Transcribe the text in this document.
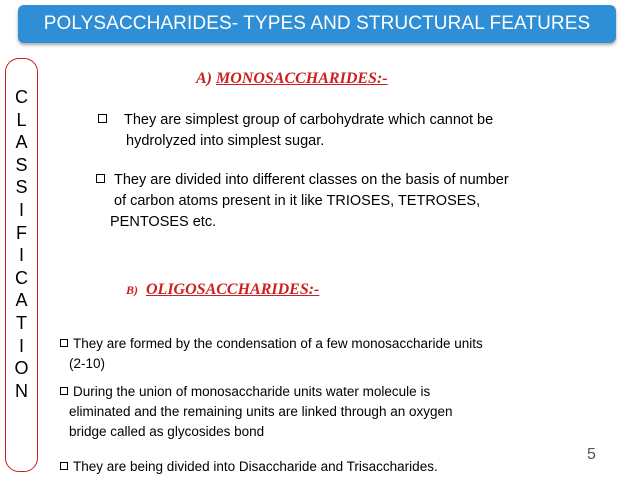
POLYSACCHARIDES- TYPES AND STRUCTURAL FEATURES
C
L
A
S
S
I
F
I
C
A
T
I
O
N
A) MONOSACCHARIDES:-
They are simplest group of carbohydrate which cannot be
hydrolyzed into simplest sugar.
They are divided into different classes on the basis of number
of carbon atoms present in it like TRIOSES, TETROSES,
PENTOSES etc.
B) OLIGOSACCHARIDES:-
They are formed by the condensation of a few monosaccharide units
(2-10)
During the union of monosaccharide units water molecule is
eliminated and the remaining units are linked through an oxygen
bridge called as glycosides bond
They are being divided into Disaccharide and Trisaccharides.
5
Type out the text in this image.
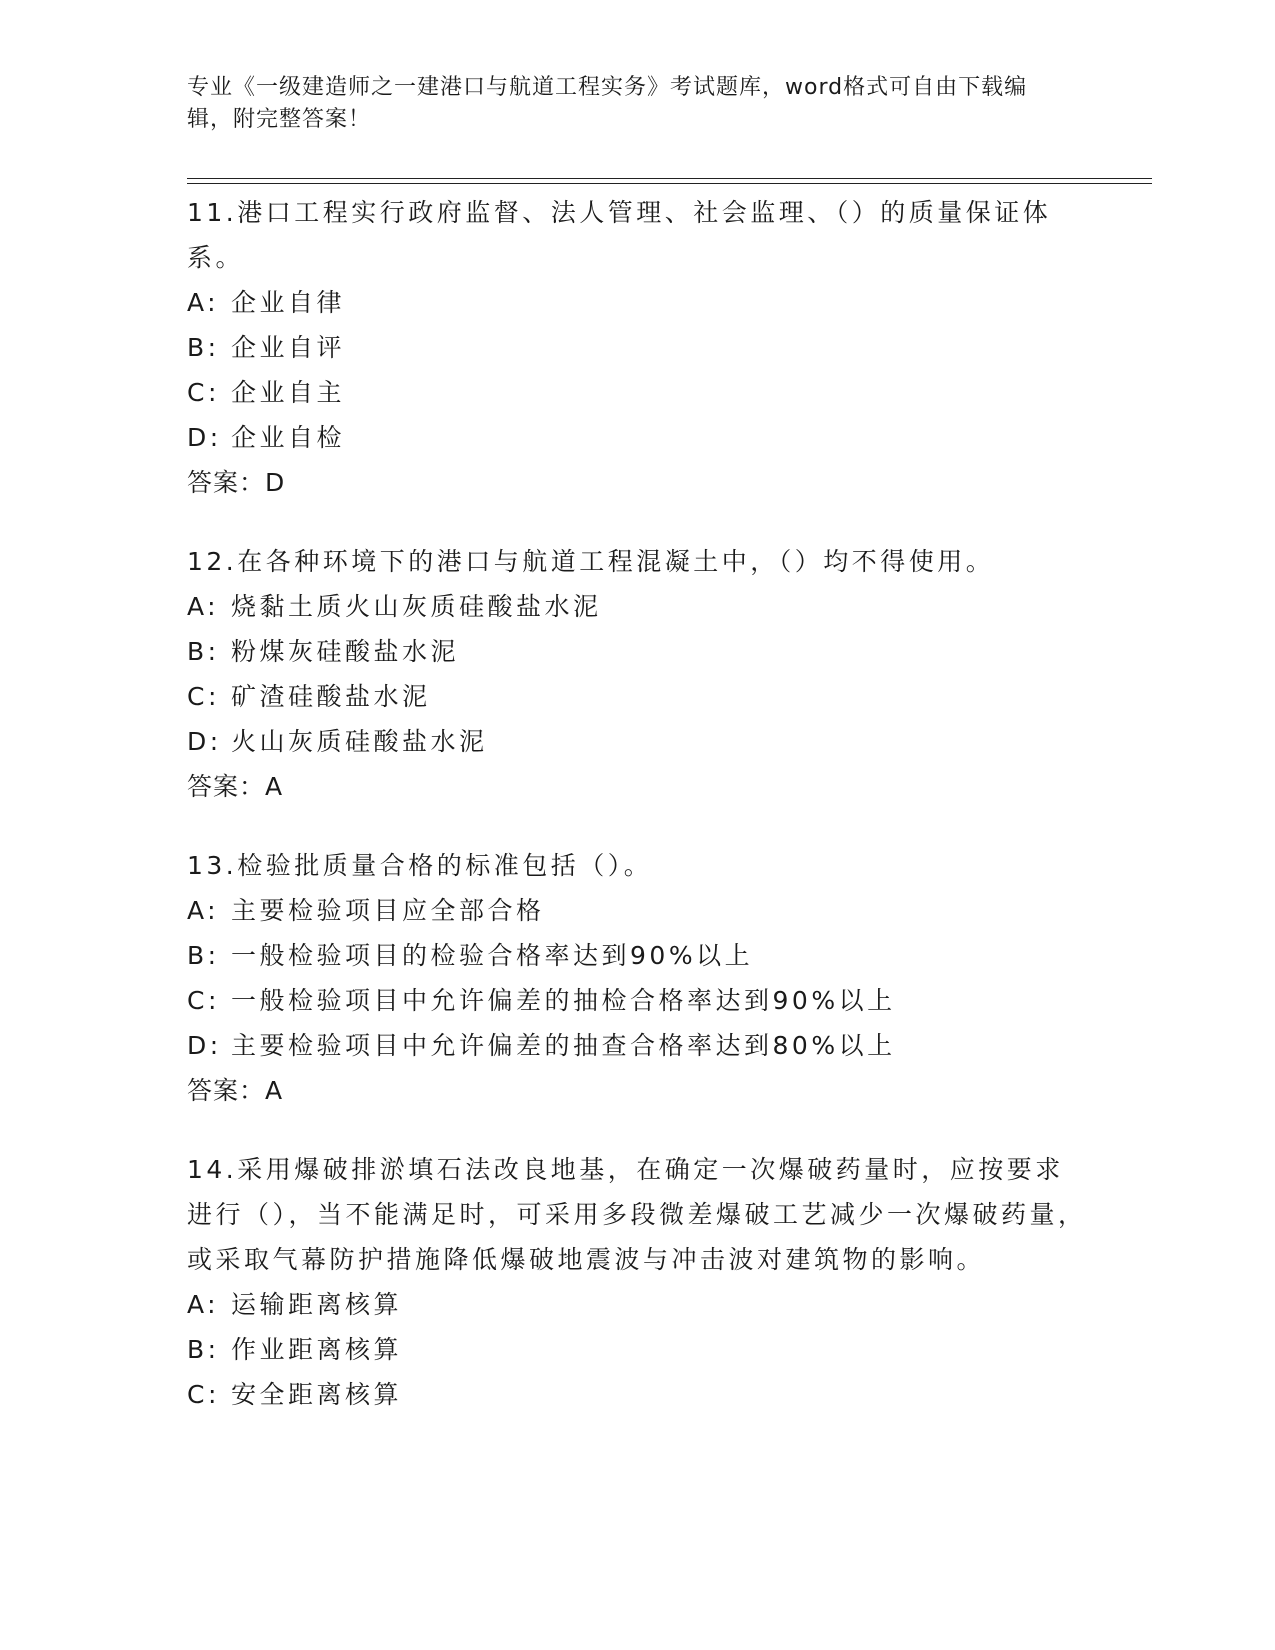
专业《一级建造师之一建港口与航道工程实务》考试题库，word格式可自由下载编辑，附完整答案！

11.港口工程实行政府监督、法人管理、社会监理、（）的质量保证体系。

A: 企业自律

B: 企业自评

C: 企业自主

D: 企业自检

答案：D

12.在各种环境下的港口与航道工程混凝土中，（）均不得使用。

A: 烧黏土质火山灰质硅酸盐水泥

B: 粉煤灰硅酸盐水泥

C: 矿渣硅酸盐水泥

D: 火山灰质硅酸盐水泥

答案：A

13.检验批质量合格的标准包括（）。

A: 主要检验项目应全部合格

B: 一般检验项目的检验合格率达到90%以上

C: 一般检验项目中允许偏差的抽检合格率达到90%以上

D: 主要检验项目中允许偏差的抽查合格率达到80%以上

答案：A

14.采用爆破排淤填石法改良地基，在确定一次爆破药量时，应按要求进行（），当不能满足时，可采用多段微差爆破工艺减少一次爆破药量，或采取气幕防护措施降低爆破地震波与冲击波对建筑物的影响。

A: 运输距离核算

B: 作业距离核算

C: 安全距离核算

§ §

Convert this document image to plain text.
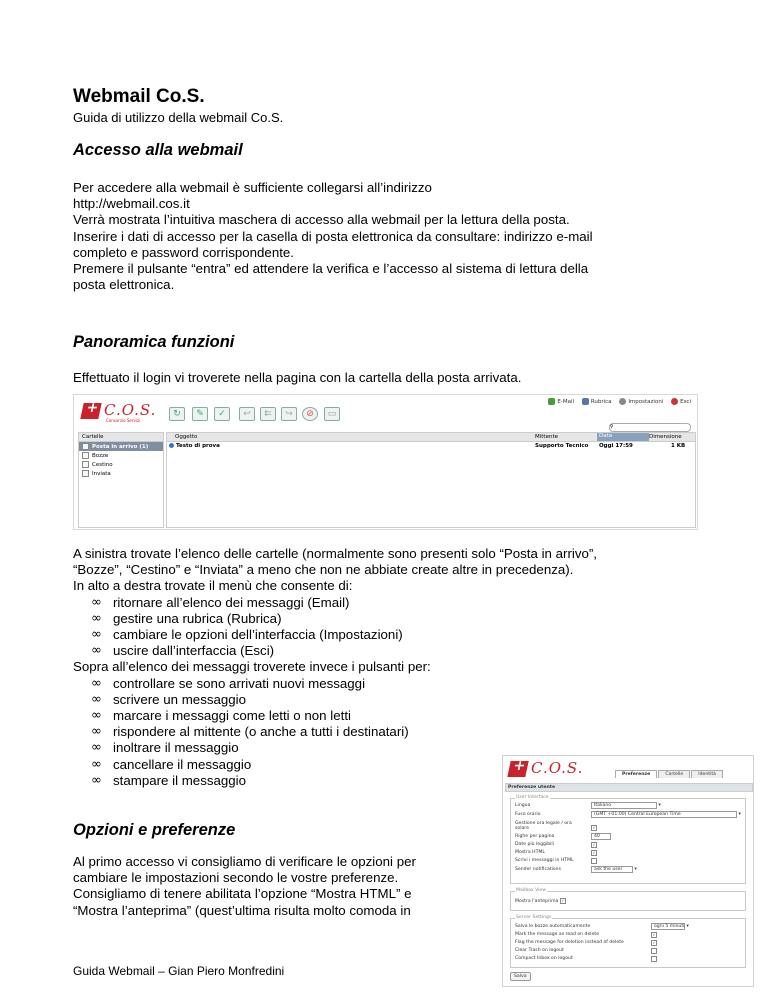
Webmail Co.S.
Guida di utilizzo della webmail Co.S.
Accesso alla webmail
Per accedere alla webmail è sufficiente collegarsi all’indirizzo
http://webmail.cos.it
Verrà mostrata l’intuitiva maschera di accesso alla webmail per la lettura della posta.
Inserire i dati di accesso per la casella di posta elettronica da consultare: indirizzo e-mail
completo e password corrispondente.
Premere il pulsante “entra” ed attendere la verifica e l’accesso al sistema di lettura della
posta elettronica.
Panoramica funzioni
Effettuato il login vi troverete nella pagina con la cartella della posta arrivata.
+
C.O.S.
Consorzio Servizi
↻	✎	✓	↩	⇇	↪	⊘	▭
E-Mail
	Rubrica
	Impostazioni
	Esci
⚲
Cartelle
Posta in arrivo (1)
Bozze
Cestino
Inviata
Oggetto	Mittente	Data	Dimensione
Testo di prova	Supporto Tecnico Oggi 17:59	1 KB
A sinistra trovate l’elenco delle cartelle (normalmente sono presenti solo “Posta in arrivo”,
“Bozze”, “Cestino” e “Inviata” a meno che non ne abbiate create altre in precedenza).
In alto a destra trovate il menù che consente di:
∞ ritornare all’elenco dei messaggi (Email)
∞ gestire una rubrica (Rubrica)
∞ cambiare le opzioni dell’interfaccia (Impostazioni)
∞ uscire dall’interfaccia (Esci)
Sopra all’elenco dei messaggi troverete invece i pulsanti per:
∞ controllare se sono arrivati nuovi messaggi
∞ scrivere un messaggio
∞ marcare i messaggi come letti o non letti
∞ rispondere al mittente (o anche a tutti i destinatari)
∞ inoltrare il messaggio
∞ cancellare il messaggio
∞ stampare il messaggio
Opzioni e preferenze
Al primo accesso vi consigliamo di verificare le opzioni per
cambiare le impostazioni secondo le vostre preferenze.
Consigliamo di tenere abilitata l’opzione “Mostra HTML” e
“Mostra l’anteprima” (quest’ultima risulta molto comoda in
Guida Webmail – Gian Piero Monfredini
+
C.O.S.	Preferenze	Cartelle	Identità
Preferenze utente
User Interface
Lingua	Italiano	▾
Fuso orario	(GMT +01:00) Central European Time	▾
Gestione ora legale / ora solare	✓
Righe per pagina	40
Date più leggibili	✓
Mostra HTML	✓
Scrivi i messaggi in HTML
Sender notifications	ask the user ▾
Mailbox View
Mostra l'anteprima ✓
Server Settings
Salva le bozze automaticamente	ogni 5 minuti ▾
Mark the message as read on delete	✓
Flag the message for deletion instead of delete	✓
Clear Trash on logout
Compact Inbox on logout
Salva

§ §

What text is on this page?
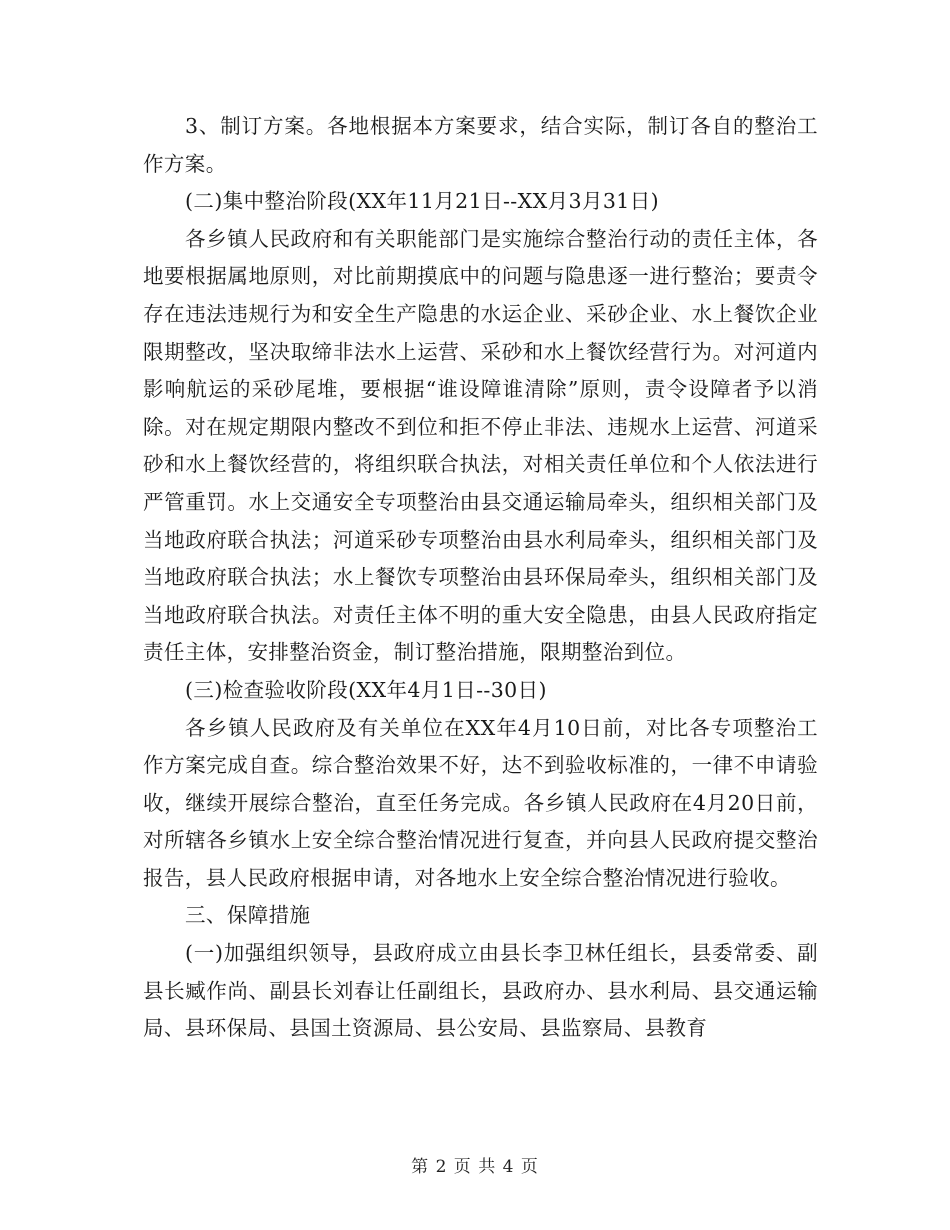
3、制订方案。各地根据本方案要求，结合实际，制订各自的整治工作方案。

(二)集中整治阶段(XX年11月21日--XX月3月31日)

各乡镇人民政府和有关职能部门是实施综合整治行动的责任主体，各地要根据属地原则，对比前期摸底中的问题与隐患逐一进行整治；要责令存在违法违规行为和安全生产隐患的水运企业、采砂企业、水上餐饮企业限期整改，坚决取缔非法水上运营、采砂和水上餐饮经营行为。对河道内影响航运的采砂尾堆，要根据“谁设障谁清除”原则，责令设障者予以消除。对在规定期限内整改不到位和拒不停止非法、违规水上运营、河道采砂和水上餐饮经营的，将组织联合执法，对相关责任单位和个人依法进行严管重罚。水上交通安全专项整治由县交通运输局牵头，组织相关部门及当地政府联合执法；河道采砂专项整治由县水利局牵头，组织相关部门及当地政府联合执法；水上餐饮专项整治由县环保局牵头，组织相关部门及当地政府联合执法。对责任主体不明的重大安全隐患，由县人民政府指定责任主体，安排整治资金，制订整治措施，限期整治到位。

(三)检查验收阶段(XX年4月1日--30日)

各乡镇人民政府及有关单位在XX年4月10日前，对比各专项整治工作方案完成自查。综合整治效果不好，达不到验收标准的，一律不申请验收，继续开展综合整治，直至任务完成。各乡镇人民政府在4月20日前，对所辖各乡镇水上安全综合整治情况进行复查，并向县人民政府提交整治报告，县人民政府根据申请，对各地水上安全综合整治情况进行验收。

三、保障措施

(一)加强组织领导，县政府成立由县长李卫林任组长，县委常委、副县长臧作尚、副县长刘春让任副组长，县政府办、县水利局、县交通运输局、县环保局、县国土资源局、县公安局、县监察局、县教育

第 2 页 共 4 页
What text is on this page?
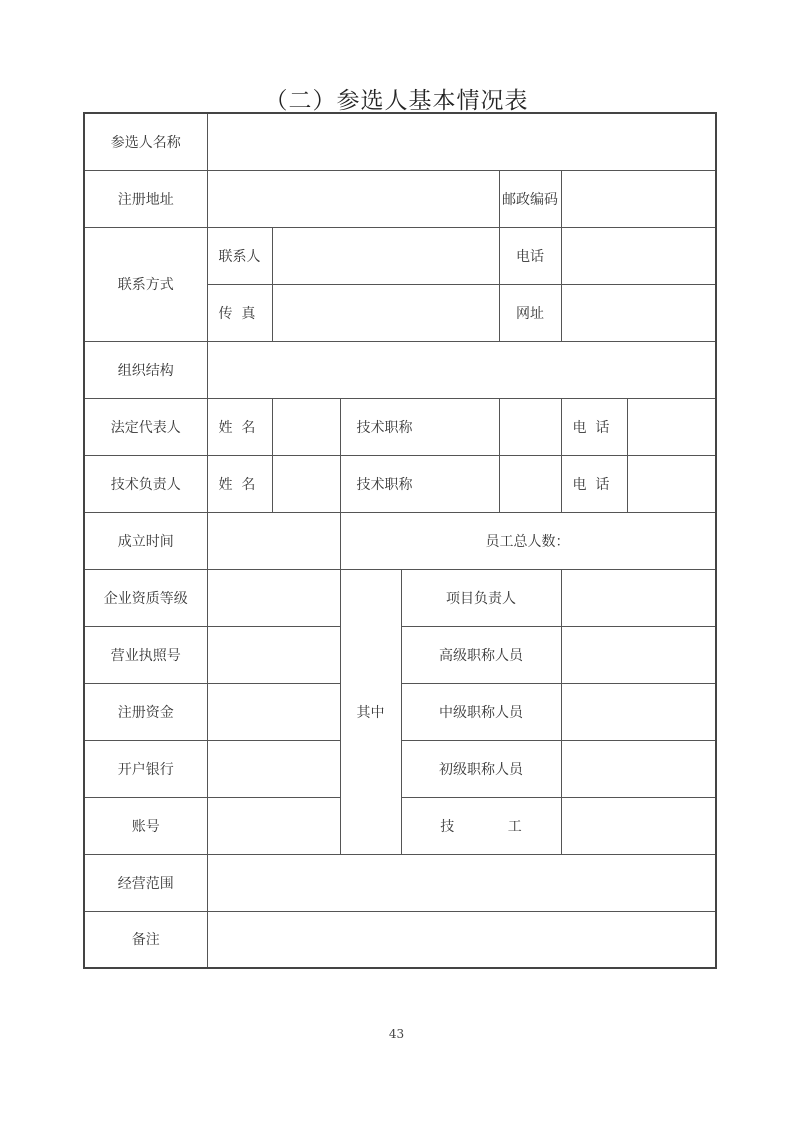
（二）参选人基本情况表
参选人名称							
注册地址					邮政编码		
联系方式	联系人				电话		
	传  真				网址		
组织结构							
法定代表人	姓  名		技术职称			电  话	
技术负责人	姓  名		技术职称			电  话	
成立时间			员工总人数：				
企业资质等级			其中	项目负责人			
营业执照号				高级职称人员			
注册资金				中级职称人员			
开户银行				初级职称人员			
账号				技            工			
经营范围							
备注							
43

§ §

--- Directive ---
Each line containing the word "alla" counts once; report the total alone.

--- Worked solution ---
3